◆ **Given problem**
Write the material out again exactly as it stands.

··· Records for this exercise ···

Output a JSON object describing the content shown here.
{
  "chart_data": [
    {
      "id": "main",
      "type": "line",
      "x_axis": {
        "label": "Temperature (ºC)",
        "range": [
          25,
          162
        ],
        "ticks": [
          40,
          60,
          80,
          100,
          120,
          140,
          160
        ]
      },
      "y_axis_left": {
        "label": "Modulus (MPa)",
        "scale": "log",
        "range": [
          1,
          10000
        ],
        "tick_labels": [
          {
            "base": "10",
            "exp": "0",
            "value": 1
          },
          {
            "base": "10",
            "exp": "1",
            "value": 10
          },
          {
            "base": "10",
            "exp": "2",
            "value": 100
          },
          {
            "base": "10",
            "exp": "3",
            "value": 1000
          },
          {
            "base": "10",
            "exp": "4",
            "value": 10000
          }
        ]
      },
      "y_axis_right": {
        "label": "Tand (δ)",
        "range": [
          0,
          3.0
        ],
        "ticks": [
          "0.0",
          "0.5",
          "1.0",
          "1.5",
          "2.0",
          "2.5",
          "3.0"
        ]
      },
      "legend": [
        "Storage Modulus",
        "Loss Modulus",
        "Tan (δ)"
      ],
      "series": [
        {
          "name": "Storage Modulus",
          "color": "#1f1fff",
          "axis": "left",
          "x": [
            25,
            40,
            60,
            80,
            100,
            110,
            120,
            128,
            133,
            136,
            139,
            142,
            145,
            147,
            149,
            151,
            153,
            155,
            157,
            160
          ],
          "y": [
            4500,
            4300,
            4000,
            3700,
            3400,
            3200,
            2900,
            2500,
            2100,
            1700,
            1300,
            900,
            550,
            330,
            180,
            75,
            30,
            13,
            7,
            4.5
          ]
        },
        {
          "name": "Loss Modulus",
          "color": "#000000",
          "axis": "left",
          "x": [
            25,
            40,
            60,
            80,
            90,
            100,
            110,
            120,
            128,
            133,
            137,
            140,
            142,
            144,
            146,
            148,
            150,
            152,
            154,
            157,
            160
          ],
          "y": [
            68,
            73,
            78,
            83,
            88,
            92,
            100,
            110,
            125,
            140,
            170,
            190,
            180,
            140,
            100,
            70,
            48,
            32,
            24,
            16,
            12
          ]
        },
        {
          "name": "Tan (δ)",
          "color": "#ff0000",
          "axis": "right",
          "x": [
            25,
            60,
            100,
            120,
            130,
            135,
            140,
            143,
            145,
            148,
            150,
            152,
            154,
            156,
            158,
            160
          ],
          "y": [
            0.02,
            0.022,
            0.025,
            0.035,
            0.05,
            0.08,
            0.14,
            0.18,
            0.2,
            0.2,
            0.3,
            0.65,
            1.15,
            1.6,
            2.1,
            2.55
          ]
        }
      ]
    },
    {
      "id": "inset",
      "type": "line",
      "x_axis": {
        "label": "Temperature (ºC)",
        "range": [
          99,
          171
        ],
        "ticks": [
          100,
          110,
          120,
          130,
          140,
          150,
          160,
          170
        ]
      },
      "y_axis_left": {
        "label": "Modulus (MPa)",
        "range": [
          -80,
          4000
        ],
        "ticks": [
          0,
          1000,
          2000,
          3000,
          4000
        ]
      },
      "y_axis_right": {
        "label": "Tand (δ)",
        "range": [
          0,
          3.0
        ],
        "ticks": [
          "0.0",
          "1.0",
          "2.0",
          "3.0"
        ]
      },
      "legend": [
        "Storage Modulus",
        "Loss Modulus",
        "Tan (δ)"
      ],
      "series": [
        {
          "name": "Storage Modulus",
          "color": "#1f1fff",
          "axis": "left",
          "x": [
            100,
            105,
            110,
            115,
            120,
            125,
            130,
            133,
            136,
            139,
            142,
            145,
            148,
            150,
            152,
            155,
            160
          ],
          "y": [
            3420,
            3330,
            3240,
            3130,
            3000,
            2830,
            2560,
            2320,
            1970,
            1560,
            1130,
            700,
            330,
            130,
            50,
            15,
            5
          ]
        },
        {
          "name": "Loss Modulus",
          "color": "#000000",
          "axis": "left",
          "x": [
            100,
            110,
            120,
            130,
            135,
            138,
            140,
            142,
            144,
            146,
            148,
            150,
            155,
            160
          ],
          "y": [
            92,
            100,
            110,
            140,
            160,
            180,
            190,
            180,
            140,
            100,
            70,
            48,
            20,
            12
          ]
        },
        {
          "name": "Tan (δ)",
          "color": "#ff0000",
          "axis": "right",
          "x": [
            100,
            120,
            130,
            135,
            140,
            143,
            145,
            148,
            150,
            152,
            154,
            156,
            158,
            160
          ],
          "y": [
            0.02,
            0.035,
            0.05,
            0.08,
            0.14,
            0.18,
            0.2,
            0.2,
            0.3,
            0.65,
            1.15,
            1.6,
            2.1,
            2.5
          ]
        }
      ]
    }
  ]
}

···

◆ **Worked solution**
Output a JSON object describing the content shown here.
{
  "chart_data": [
    {
      "id": "main",
      "type": "line",
      "x_axis": {
        "label": "Temperature (ºC)",
        "range": [
          25,
          162
        ],
        "ticks": [
          40,
          60,
          80,
          100,
          120,
          140,
          160
        ]
      },
      "y_axis_left": {
        "label": "Modulus (MPa)",
        "scale": "log",
        "range": [
          1,
          10000
        ],
        "tick_labels": [
          {
            "base": "10",
            "exp": "0",
            "value": 1
          },
          {
            "base": "10",
            "exp": "1",
            "value": 10
          },
          {
            "base": "10",
            "exp": "2",
            "value": 100
          },
          {
            "base": "10",
            "exp": "3",
            "value": 1000
          },
          {
            "base": "10",
            "exp": "4",
            "value": 10000
          }
        ]
      },
      "y_axis_right": {
        "label": "Tand (δ)",
        "range": [
          0,
          3.0
        ],
        "ticks": [
          "0.0",
          "0.5",
          "1.0",
          "1.5",
          "2.0",
          "2.5",
          "3.0"
        ]
      },
      "legend": [
        "Storage Modulus",
        "Loss Modulus",
        "Tan (δ)"
      ],
      "series": [
        {
          "name": "Storage Modulus",
          "color": "#1f1fff",
          "axis": "left",
          "x": [
            25,
            40,
            60,
            80,
            100,
            110,
            120,
            128,
            133,
            136,
            139,
            142,
            145,
            147,
            149,
            151,
            153,
            155,
            157,
            160
          ],
          "y": [
            4500,
            4300,
            4000,
            3700,
            3400,
            3200,
            2900,
            2500,
            2100,
            1700,
            1300,
            900,
            550,
            330,
            180,
            75,
            30,
            13,
            7,
            4.5
          ]
        },
        {
          "name": "Loss Modulus",
          "color": "#000000",
          "axis": "left",
          "x": [
            25,
            40,
            60,
            80,
            90,
            100,
            110,
            120,
            128,
            133,
            137,
            140,
            142,
            144,
            146,
            148,
            150,
            152,
            154,
            157,
            160
          ],
          "y": [
            68,
            73,
            78,
            83,
            88,
            92,
            100,
            110,
            125,
            140,
            170,
            190,
            180,
            140,
            100,
            70,
            48,
            32,
            24,
            16,
            12
          ]
        },
        {
          "name": "Tan (δ)",
          "color": "#ff0000",
          "axis": "right",
          "x": [
            25,
            60,
            100,
            120,
            130,
            135,
            140,
            143,
            145,
            148,
            150,
            152,
            154,
            156,
            158,
            160
          ],
          "y": [
            0.02,
            0.022,
            0.025,
            0.035,
            0.05,
            0.08,
            0.14,
            0.18,
            0.2,
            0.2,
            0.3,
            0.65,
            1.15,
            1.6,
            2.1,
            2.55
          ]
        }
      ]
    },
    {
      "id": "inset",
      "type": "line",
      "x_axis": {
        "label": "Temperature (ºC)",
        "range": [
          99,
          171
        ],
        "ticks": [
          100,
          110,
          120,
          130,
          140,
          150,
          160,
          170
        ]
      },
      "y_axis_left": {
        "label": "Modulus (MPa)",
        "range": [
          -80,
          4000
        ],
        "ticks": [
          0,
          1000,
          2000,
          3000,
          4000
        ]
      },
      "y_axis_right": {
        "label": "Tand (δ)",
        "range": [
          0,
          3.0
        ],
        "ticks": [
          "0.0",
          "1.0",
          "2.0",
          "3.0"
        ]
      },
      "legend": [
        "Storage Modulus",
        "Loss Modulus",
        "Tan (δ)"
      ],
      "series": [
        {
          "name": "Storage Modulus",
          "color": "#1f1fff",
          "axis": "left",
          "x": [
            100,
            105,
            110,
            115,
            120,
            125,
            130,
            133,
            136,
            139,
            142,
            145,
            148,
            150,
            152,
            155,
            160
          ],
          "y": [
            3420,
            3330,
            3240,
            3130,
            3000,
            2830,
            2560,
            2320,
            1970,
            1560,
            1130,
            700,
            330,
            130,
            50,
            15,
            5
          ]
        },
        {
          "name": "Loss Modulus",
          "color": "#000000",
          "axis": "left",
          "x": [
            100,
            110,
            120,
            130,
            135,
            138,
            140,
            142,
            144,
            146,
            148,
            150,
            155,
            160
          ],
          "y": [
            92,
            100,
            110,
            140,
            160,
            180,
            190,
            180,
            140,
            100,
            70,
            48,
            20,
            12
          ]
        },
        {
          "name": "Tan (δ)",
          "color": "#ff0000",
          "axis": "right",
          "x": [
            100,
            120,
            130,
            135,
            140,
            143,
            145,
            148,
            150,
            152,
            154,
            156,
            158,
            160
          ],
          "y": [
            0.02,
            0.035,
            0.05,
            0.08,
            0.14,
            0.18,
            0.2,
            0.2,
            0.3,
            0.65,
            1.15,
            1.6,
            2.1,
            2.5
          ]
        }
      ]
    }
  ]
}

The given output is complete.